:: Set problem ::
For the records below, give the count of lines holding the word "classes" and nothing more.

:: Records for this exercise ::
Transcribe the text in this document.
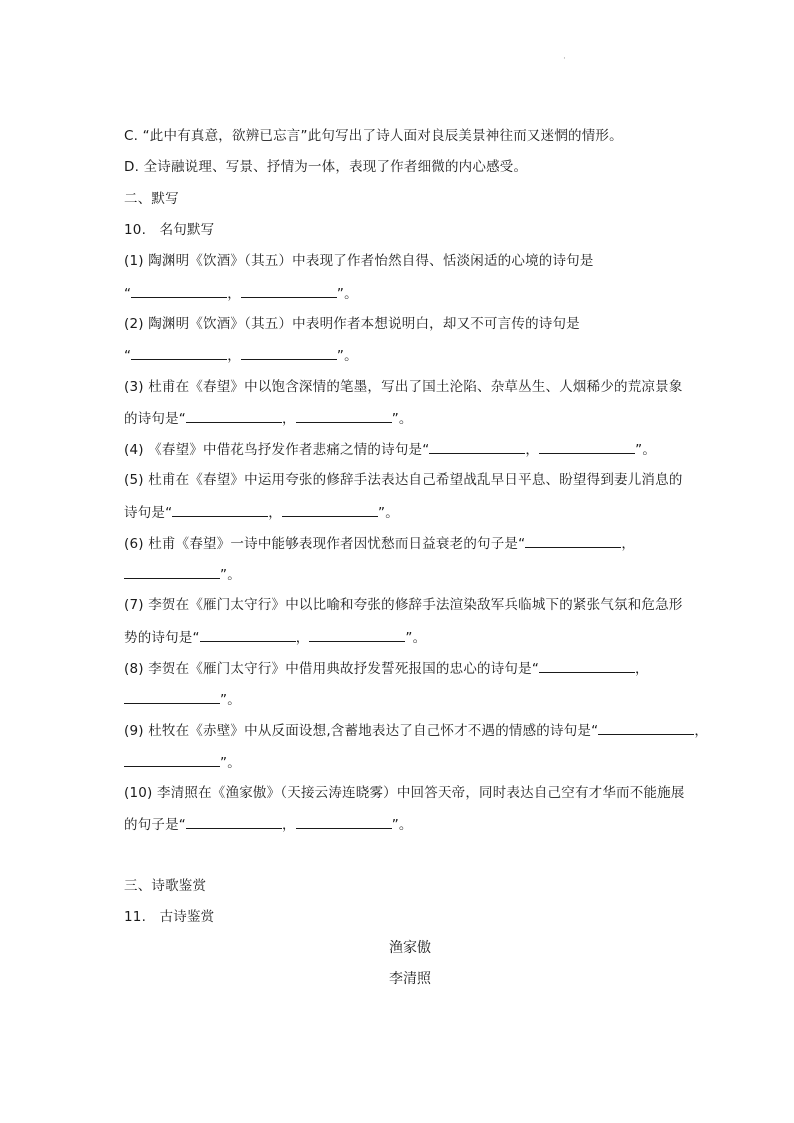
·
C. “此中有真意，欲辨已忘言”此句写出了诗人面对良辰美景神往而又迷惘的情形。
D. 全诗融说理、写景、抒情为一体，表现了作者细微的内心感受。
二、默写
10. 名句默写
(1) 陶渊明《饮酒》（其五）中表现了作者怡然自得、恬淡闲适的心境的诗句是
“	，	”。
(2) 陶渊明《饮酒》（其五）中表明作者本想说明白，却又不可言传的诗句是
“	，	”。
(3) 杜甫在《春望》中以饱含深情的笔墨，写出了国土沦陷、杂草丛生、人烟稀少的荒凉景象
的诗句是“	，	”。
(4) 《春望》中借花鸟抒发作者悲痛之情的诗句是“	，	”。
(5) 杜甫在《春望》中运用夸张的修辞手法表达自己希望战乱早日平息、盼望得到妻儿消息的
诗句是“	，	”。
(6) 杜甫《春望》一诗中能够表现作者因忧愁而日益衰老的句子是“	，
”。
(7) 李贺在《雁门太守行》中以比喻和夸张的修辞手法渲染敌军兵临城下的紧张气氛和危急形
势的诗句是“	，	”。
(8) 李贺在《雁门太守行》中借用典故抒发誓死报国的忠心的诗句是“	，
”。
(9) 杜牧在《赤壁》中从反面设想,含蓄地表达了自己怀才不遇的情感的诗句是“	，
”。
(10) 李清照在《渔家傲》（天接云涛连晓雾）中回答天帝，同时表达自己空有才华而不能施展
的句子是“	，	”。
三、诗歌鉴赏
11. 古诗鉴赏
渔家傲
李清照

==

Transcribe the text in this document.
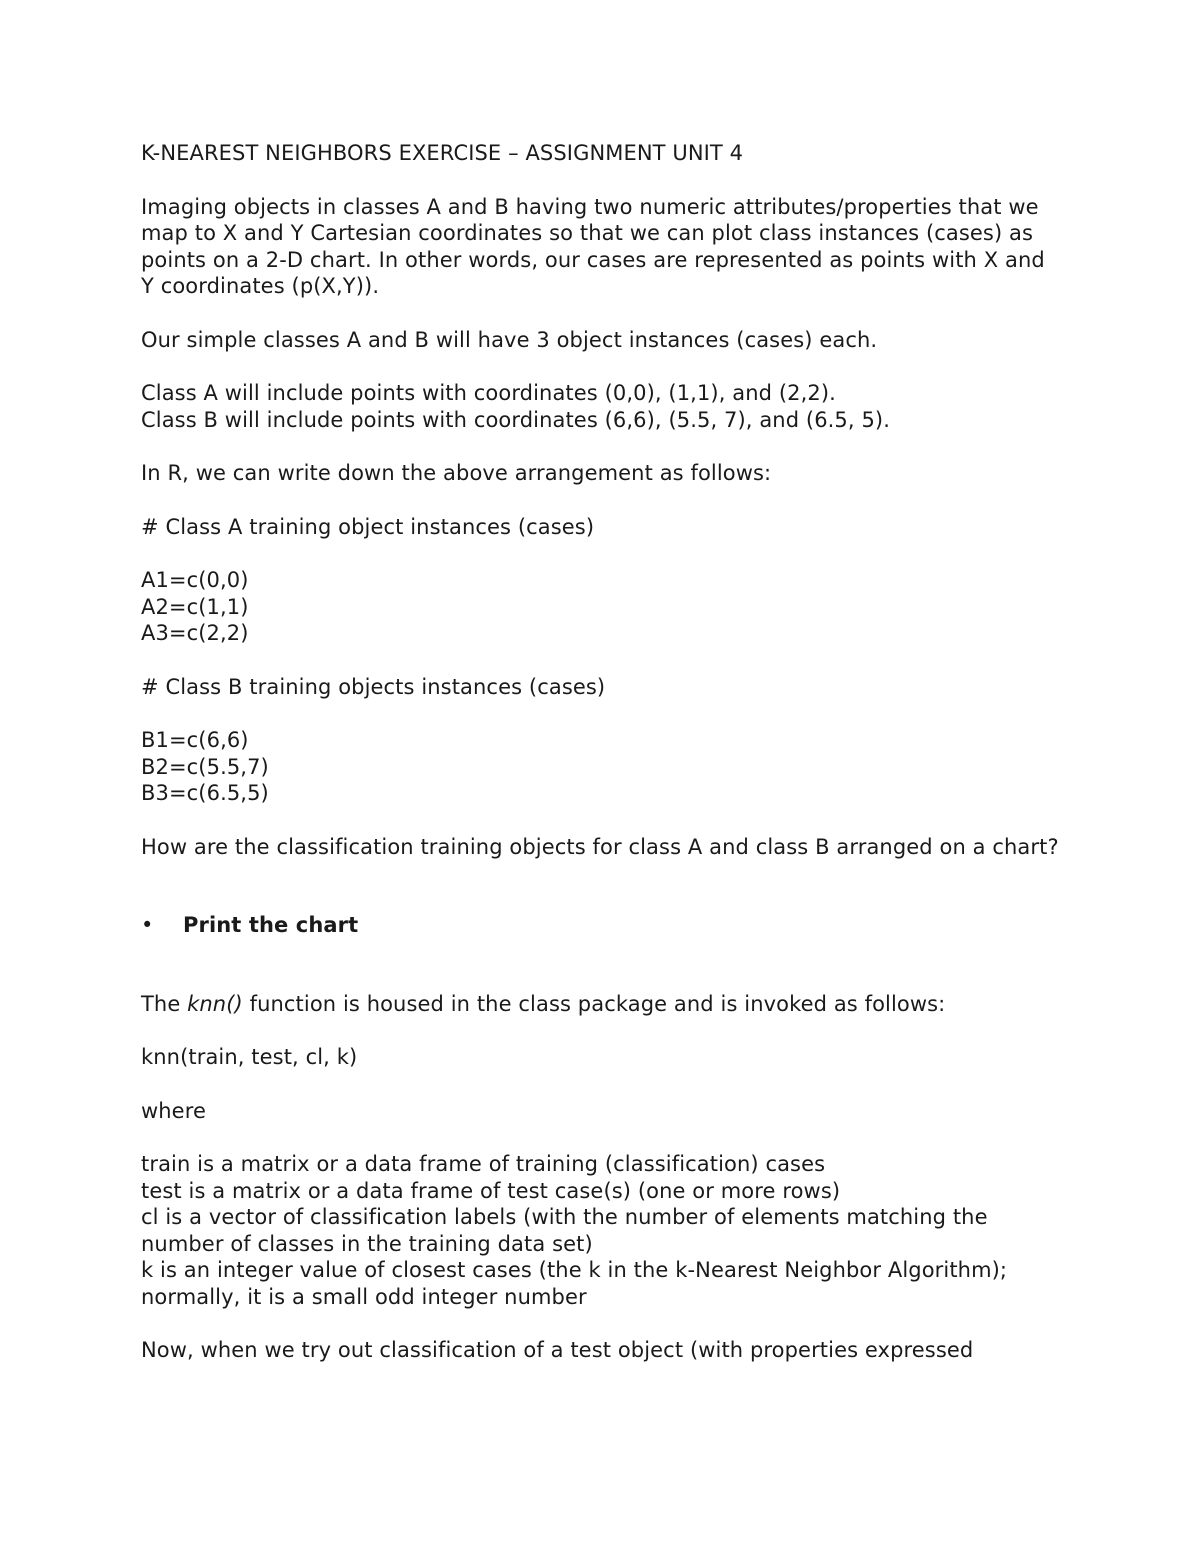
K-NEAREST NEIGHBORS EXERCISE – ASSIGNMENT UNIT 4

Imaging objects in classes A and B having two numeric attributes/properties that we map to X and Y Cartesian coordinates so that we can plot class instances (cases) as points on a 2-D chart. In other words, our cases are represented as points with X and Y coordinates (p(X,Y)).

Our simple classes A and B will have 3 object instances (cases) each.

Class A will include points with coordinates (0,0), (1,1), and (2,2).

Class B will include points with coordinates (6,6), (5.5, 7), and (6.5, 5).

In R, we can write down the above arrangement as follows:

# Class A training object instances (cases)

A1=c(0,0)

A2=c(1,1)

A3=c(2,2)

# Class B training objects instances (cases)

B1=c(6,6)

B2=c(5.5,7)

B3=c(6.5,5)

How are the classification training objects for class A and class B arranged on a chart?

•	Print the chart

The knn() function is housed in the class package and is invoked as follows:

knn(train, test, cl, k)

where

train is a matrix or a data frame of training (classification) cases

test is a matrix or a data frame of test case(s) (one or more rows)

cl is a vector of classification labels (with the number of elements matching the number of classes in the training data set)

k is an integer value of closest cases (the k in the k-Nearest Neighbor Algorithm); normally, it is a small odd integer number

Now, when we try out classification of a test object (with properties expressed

:: Result of the exercise ::
3